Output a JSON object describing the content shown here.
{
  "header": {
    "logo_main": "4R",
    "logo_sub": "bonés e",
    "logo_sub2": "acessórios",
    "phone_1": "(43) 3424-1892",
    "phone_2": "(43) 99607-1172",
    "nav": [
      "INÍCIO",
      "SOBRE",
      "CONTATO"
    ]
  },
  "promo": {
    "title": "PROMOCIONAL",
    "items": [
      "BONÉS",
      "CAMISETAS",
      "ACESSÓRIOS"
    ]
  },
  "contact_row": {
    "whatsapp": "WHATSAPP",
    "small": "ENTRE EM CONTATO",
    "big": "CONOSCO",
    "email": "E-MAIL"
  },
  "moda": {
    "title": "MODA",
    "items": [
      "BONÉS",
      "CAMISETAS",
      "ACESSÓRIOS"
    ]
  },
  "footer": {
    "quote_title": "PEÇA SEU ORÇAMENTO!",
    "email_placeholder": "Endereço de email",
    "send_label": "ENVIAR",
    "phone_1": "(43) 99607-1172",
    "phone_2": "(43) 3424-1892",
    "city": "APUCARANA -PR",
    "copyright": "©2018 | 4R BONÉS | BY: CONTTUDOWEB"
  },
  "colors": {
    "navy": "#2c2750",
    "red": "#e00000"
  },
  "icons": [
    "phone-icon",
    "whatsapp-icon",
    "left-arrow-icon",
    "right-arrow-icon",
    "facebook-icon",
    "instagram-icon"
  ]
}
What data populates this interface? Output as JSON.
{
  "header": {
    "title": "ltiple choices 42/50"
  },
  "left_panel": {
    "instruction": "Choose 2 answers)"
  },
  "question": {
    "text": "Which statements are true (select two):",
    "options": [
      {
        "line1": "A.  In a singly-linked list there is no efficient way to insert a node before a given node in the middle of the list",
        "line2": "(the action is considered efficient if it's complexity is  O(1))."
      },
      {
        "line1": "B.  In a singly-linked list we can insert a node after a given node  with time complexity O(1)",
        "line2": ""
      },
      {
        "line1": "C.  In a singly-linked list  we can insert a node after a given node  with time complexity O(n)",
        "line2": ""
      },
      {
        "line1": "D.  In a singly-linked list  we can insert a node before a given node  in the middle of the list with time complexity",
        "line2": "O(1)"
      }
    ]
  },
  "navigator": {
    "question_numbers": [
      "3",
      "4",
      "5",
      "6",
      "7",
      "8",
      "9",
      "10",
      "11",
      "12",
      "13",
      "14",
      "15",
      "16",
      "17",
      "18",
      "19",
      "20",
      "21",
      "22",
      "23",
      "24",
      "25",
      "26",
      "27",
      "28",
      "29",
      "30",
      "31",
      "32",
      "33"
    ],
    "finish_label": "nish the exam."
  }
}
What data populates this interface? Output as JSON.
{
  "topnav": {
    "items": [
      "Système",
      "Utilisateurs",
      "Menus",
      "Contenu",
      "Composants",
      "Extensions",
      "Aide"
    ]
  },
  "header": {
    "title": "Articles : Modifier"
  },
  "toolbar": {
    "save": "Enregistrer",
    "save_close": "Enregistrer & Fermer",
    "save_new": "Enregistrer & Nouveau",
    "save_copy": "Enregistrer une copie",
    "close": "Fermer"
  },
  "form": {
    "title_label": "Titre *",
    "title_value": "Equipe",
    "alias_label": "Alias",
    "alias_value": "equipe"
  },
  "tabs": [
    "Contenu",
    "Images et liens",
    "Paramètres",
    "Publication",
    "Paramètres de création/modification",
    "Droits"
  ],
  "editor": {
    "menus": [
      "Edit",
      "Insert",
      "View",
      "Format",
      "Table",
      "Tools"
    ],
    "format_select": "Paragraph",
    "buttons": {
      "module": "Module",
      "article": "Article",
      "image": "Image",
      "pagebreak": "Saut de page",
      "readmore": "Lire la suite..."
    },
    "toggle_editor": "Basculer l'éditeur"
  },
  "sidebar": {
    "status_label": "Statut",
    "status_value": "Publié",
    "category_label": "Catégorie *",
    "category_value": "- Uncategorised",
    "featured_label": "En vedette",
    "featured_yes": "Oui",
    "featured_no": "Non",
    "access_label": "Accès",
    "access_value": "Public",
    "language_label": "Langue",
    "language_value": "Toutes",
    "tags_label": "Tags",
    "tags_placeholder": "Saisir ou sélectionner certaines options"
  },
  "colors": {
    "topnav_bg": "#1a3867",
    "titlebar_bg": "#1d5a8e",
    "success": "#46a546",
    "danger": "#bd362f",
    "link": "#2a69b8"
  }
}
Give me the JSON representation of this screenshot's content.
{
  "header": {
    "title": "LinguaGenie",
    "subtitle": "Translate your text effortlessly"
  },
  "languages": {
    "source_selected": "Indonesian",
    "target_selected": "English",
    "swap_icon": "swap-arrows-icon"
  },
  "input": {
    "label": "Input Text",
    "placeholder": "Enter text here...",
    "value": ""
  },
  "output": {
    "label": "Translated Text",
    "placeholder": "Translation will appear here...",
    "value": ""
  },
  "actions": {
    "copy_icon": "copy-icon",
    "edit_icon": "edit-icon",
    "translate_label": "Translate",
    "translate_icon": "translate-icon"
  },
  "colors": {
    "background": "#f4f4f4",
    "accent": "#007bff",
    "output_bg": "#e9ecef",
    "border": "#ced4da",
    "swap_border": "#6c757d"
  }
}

The exercise: Extract, exactly as they appear, the lines from the one containing "Give me the" through the final line.

Task solution:
Give me the JSON representation of this screenshot's content.
{
  "header": {
    "title": "LinguaGenie",
    "subtitle": "Translate your text effortlessly"
  },
  "languages": {
    "source_selected": "Indonesian",
    "target_selected": "English",
    "swap_icon": "swap-arrows-icon"
  },
  "input": {
    "label": "Input Text",
    "placeholder": "Enter text here...",
    "value": ""
  },
  "output": {
    "label": "Translated Text",
    "placeholder": "Translation will appear here...",
    "value": ""
  },
  "actions": {
    "copy_icon": "copy-icon",
    "edit_icon": "edit-icon",
    "translate_label": "Translate",
    "translate_icon": "translate-icon"
  },
  "colors": {
    "background": "#f4f4f4",
    "accent": "#007bff",
    "output_bg": "#e9ecef",
    "border": "#ced4da",
    "swap_border": "#6c757d"
  }
}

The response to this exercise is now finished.